Brief –
Repeat the listing word for word. No pictures belong in the copy.

Data in this exercise –
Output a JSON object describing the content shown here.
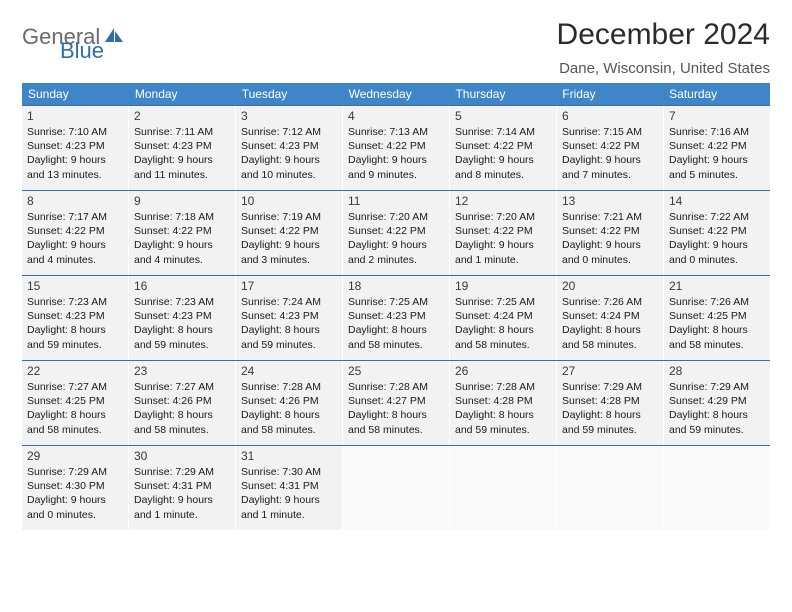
{
  "logo": {
    "text1": "General",
    "text2": "Blue"
  },
  "title": "December 2024",
  "location": "Dane, Wisconsin, United States",
  "colors": {
    "header_bg": "#3f86c8",
    "header_text": "#ffffff",
    "row_border": "#3f6d9b",
    "cell_bg": "#f2f2f2",
    "empty_bg": "#fafafa",
    "logo_gray": "#6b6b6b",
    "logo_blue": "#2f6fa8"
  },
  "day_headers": [
    "Sunday",
    "Monday",
    "Tuesday",
    "Wednesday",
    "Thursday",
    "Friday",
    "Saturday"
  ],
  "weeks": [
    [
      {
        "n": "1",
        "sunrise": "7:10 AM",
        "sunset": "4:23 PM",
        "daylight": "9 hours and 13 minutes."
      },
      {
        "n": "2",
        "sunrise": "7:11 AM",
        "sunset": "4:23 PM",
        "daylight": "9 hours and 11 minutes."
      },
      {
        "n": "3",
        "sunrise": "7:12 AM",
        "sunset": "4:23 PM",
        "daylight": "9 hours and 10 minutes."
      },
      {
        "n": "4",
        "sunrise": "7:13 AM",
        "sunset": "4:22 PM",
        "daylight": "9 hours and 9 minutes."
      },
      {
        "n": "5",
        "sunrise": "7:14 AM",
        "sunset": "4:22 PM",
        "daylight": "9 hours and 8 minutes."
      },
      {
        "n": "6",
        "sunrise": "7:15 AM",
        "sunset": "4:22 PM",
        "daylight": "9 hours and 7 minutes."
      },
      {
        "n": "7",
        "sunrise": "7:16 AM",
        "sunset": "4:22 PM",
        "daylight": "9 hours and 5 minutes."
      }
    ],
    [
      {
        "n": "8",
        "sunrise": "7:17 AM",
        "sunset": "4:22 PM",
        "daylight": "9 hours and 4 minutes."
      },
      {
        "n": "9",
        "sunrise": "7:18 AM",
        "sunset": "4:22 PM",
        "daylight": "9 hours and 4 minutes."
      },
      {
        "n": "10",
        "sunrise": "7:19 AM",
        "sunset": "4:22 PM",
        "daylight": "9 hours and 3 minutes."
      },
      {
        "n": "11",
        "sunrise": "7:20 AM",
        "sunset": "4:22 PM",
        "daylight": "9 hours and 2 minutes."
      },
      {
        "n": "12",
        "sunrise": "7:20 AM",
        "sunset": "4:22 PM",
        "daylight": "9 hours and 1 minute."
      },
      {
        "n": "13",
        "sunrise": "7:21 AM",
        "sunset": "4:22 PM",
        "daylight": "9 hours and 0 minutes."
      },
      {
        "n": "14",
        "sunrise": "7:22 AM",
        "sunset": "4:22 PM",
        "daylight": "9 hours and 0 minutes."
      }
    ],
    [
      {
        "n": "15",
        "sunrise": "7:23 AM",
        "sunset": "4:23 PM",
        "daylight": "8 hours and 59 minutes."
      },
      {
        "n": "16",
        "sunrise": "7:23 AM",
        "sunset": "4:23 PM",
        "daylight": "8 hours and 59 minutes."
      },
      {
        "n": "17",
        "sunrise": "7:24 AM",
        "sunset": "4:23 PM",
        "daylight": "8 hours and 59 minutes."
      },
      {
        "n": "18",
        "sunrise": "7:25 AM",
        "sunset": "4:23 PM",
        "daylight": "8 hours and 58 minutes."
      },
      {
        "n": "19",
        "sunrise": "7:25 AM",
        "sunset": "4:24 PM",
        "daylight": "8 hours and 58 minutes."
      },
      {
        "n": "20",
        "sunrise": "7:26 AM",
        "sunset": "4:24 PM",
        "daylight": "8 hours and 58 minutes."
      },
      {
        "n": "21",
        "sunrise": "7:26 AM",
        "sunset": "4:25 PM",
        "daylight": "8 hours and 58 minutes."
      }
    ],
    [
      {
        "n": "22",
        "sunrise": "7:27 AM",
        "sunset": "4:25 PM",
        "daylight": "8 hours and 58 minutes."
      },
      {
        "n": "23",
        "sunrise": "7:27 AM",
        "sunset": "4:26 PM",
        "daylight": "8 hours and 58 minutes."
      },
      {
        "n": "24",
        "sunrise": "7:28 AM",
        "sunset": "4:26 PM",
        "daylight": "8 hours and 58 minutes."
      },
      {
        "n": "25",
        "sunrise": "7:28 AM",
        "sunset": "4:27 PM",
        "daylight": "8 hours and 58 minutes."
      },
      {
        "n": "26",
        "sunrise": "7:28 AM",
        "sunset": "4:28 PM",
        "daylight": "8 hours and 59 minutes."
      },
      {
        "n": "27",
        "sunrise": "7:29 AM",
        "sunset": "4:28 PM",
        "daylight": "8 hours and 59 minutes."
      },
      {
        "n": "28",
        "sunrise": "7:29 AM",
        "sunset": "4:29 PM",
        "daylight": "8 hours and 59 minutes."
      }
    ],
    [
      {
        "n": "29",
        "sunrise": "7:29 AM",
        "sunset": "4:30 PM",
        "daylight": "9 hours and 0 minutes."
      },
      {
        "n": "30",
        "sunrise": "7:29 AM",
        "sunset": "4:31 PM",
        "daylight": "9 hours and 1 minute."
      },
      {
        "n": "31",
        "sunrise": "7:30 AM",
        "sunset": "4:31 PM",
        "daylight": "9 hours and 1 minute."
      },
      null,
      null,
      null,
      null
    ]
  ]
}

Finished exercise –
Output a JSON object describing the content shown here.
{
  "logo": {
    "text1": "General",
    "text2": "Blue"
  },
  "title": "December 2024",
  "location": "Dane, Wisconsin, United States",
  "colors": {
    "header_bg": "#3f86c8",
    "header_text": "#ffffff",
    "row_border": "#3f6d9b",
    "cell_bg": "#f2f2f2",
    "empty_bg": "#fafafa",
    "logo_gray": "#6b6b6b",
    "logo_blue": "#2f6fa8"
  },
  "day_headers": [
    "Sunday",
    "Monday",
    "Tuesday",
    "Wednesday",
    "Thursday",
    "Friday",
    "Saturday"
  ],
  "weeks": [
    [
      {
        "n": "1",
        "sunrise": "7:10 AM",
        "sunset": "4:23 PM",
        "daylight": "9 hours and 13 minutes."
      },
      {
        "n": "2",
        "sunrise": "7:11 AM",
        "sunset": "4:23 PM",
        "daylight": "9 hours and 11 minutes."
      },
      {
        "n": "3",
        "sunrise": "7:12 AM",
        "sunset": "4:23 PM",
        "daylight": "9 hours and 10 minutes."
      },
      {
        "n": "4",
        "sunrise": "7:13 AM",
        "sunset": "4:22 PM",
        "daylight": "9 hours and 9 minutes."
      },
      {
        "n": "5",
        "sunrise": "7:14 AM",
        "sunset": "4:22 PM",
        "daylight": "9 hours and 8 minutes."
      },
      {
        "n": "6",
        "sunrise": "7:15 AM",
        "sunset": "4:22 PM",
        "daylight": "9 hours and 7 minutes."
      },
      {
        "n": "7",
        "sunrise": "7:16 AM",
        "sunset": "4:22 PM",
        "daylight": "9 hours and 5 minutes."
      }
    ],
    [
      {
        "n": "8",
        "sunrise": "7:17 AM",
        "sunset": "4:22 PM",
        "daylight": "9 hours and 4 minutes."
      },
      {
        "n": "9",
        "sunrise": "7:18 AM",
        "sunset": "4:22 PM",
        "daylight": "9 hours and 4 minutes."
      },
      {
        "n": "10",
        "sunrise": "7:19 AM",
        "sunset": "4:22 PM",
        "daylight": "9 hours and 3 minutes."
      },
      {
        "n": "11",
        "sunrise": "7:20 AM",
        "sunset": "4:22 PM",
        "daylight": "9 hours and 2 minutes."
      },
      {
        "n": "12",
        "sunrise": "7:20 AM",
        "sunset": "4:22 PM",
        "daylight": "9 hours and 1 minute."
      },
      {
        "n": "13",
        "sunrise": "7:21 AM",
        "sunset": "4:22 PM",
        "daylight": "9 hours and 0 minutes."
      },
      {
        "n": "14",
        "sunrise": "7:22 AM",
        "sunset": "4:22 PM",
        "daylight": "9 hours and 0 minutes."
      }
    ],
    [
      {
        "n": "15",
        "sunrise": "7:23 AM",
        "sunset": "4:23 PM",
        "daylight": "8 hours and 59 minutes."
      },
      {
        "n": "16",
        "sunrise": "7:23 AM",
        "sunset": "4:23 PM",
        "daylight": "8 hours and 59 minutes."
      },
      {
        "n": "17",
        "sunrise": "7:24 AM",
        "sunset": "4:23 PM",
        "daylight": "8 hours and 59 minutes."
      },
      {
        "n": "18",
        "sunrise": "7:25 AM",
        "sunset": "4:23 PM",
        "daylight": "8 hours and 58 minutes."
      },
      {
        "n": "19",
        "sunrise": "7:25 AM",
        "sunset": "4:24 PM",
        "daylight": "8 hours and 58 minutes."
      },
      {
        "n": "20",
        "sunrise": "7:26 AM",
        "sunset": "4:24 PM",
        "daylight": "8 hours and 58 minutes."
      },
      {
        "n": "21",
        "sunrise": "7:26 AM",
        "sunset": "4:25 PM",
        "daylight": "8 hours and 58 minutes."
      }
    ],
    [
      {
        "n": "22",
        "sunrise": "7:27 AM",
        "sunset": "4:25 PM",
        "daylight": "8 hours and 58 minutes."
      },
      {
        "n": "23",
        "sunrise": "7:27 AM",
        "sunset": "4:26 PM",
        "daylight": "8 hours and 58 minutes."
      },
      {
        "n": "24",
        "sunrise": "7:28 AM",
        "sunset": "4:26 PM",
        "daylight": "8 hours and 58 minutes."
      },
      {
        "n": "25",
        "sunrise": "7:28 AM",
        "sunset": "4:27 PM",
        "daylight": "8 hours and 58 minutes."
      },
      {
        "n": "26",
        "sunrise": "7:28 AM",
        "sunset": "4:28 PM",
        "daylight": "8 hours and 59 minutes."
      },
      {
        "n": "27",
        "sunrise": "7:29 AM",
        "sunset": "4:28 PM",
        "daylight": "8 hours and 59 minutes."
      },
      {
        "n": "28",
        "sunrise": "7:29 AM",
        "sunset": "4:29 PM",
        "daylight": "8 hours and 59 minutes."
      }
    ],
    [
      {
        "n": "29",
        "sunrise": "7:29 AM",
        "sunset": "4:30 PM",
        "daylight": "9 hours and 0 minutes."
      },
      {
        "n": "30",
        "sunrise": "7:29 AM",
        "sunset": "4:31 PM",
        "daylight": "9 hours and 1 minute."
      },
      {
        "n": "31",
        "sunrise": "7:30 AM",
        "sunset": "4:31 PM",
        "daylight": "9 hours and 1 minute."
      },
      null,
      null,
      null,
      null
    ]
  ]
}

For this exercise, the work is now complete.